[EXERCISE INPUT]
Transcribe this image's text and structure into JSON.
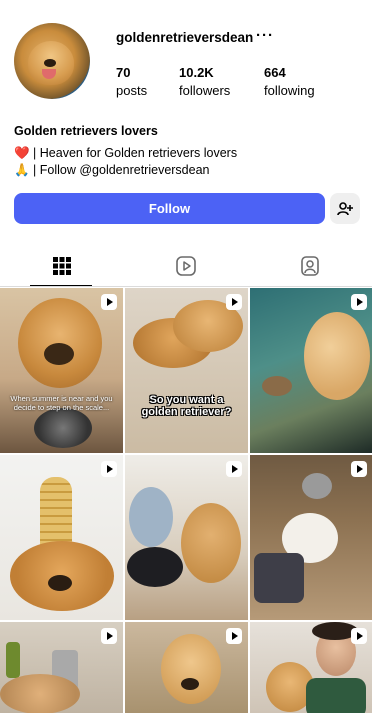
{
  "profile": {
    "username": "goldenretrieversdean",
    "more": "···",
    "stats": [
      {
        "value": "70",
        "label": "posts"
      },
      {
        "value": "10.2K",
        "label": "followers"
      },
      {
        "value": "664",
        "label": "following"
      }
    ]
  },
  "bio": {
    "name": "Golden retrievers lovers",
    "line1_emoji": "❤️",
    "line1": " | Heaven for Golden retrievers lovers",
    "line2_emoji": "🙏",
    "line2": " | Follow @goldenretrieversdean"
  },
  "actions": {
    "follow_label": "Follow"
  },
  "tabs": [
    {
      "icon": "grid-icon",
      "active": true
    },
    {
      "icon": "reels-icon",
      "active": false
    },
    {
      "icon": "tagged-icon",
      "active": false
    }
  ],
  "posts": [
    {
      "caption": "When summer is near and you decide to step on the scale...",
      "icon": "reel-icon"
    },
    {
      "caption": "So you want a golden retriever?",
      "icon": "reel-icon"
    },
    {
      "caption": "",
      "icon": "reel-icon"
    },
    {
      "caption": "",
      "icon": "reel-icon"
    },
    {
      "caption": "",
      "icon": "reel-icon"
    },
    {
      "caption": "",
      "icon": "reel-icon"
    },
    {
      "caption": "",
      "icon": "reel-icon"
    },
    {
      "caption": "",
      "icon": "reel-icon"
    },
    {
      "caption": "",
      "icon": "reel-icon"
    }
  ],
  "colors": {
    "follow_button": "#4c62f5",
    "secondary_button": "#efefef",
    "divider": "#dbdbdb"
  }
}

[TASK GOAL] All of the material above needs to be restated exactly, with no pictures.

[SOLUTION FOR THIS PROBLEM]
Transcribe this image's text and structure into JSON.
{
  "profile": {
    "username": "goldenretrieversdean",
    "more": "···",
    "stats": [
      {
        "value": "70",
        "label": "posts"
      },
      {
        "value": "10.2K",
        "label": "followers"
      },
      {
        "value": "664",
        "label": "following"
      }
    ]
  },
  "bio": {
    "name": "Golden retrievers lovers",
    "line1_emoji": "❤️",
    "line1": " | Heaven for Golden retrievers lovers",
    "line2_emoji": "🙏",
    "line2": " | Follow @goldenretrieversdean"
  },
  "actions": {
    "follow_label": "Follow"
  },
  "tabs": [
    {
      "icon": "grid-icon",
      "active": true
    },
    {
      "icon": "reels-icon",
      "active": false
    },
    {
      "icon": "tagged-icon",
      "active": false
    }
  ],
  "posts": [
    {
      "caption": "When summer is near and you decide to step on the scale...",
      "icon": "reel-icon"
    },
    {
      "caption": "So you want a golden retriever?",
      "icon": "reel-icon"
    },
    {
      "caption": "",
      "icon": "reel-icon"
    },
    {
      "caption": "",
      "icon": "reel-icon"
    },
    {
      "caption": "",
      "icon": "reel-icon"
    },
    {
      "caption": "",
      "icon": "reel-icon"
    },
    {
      "caption": "",
      "icon": "reel-icon"
    },
    {
      "caption": "",
      "icon": "reel-icon"
    },
    {
      "caption": "",
      "icon": "reel-icon"
    }
  ],
  "colors": {
    "follow_button": "#4c62f5",
    "secondary_button": "#efefef",
    "divider": "#dbdbdb"
  }
}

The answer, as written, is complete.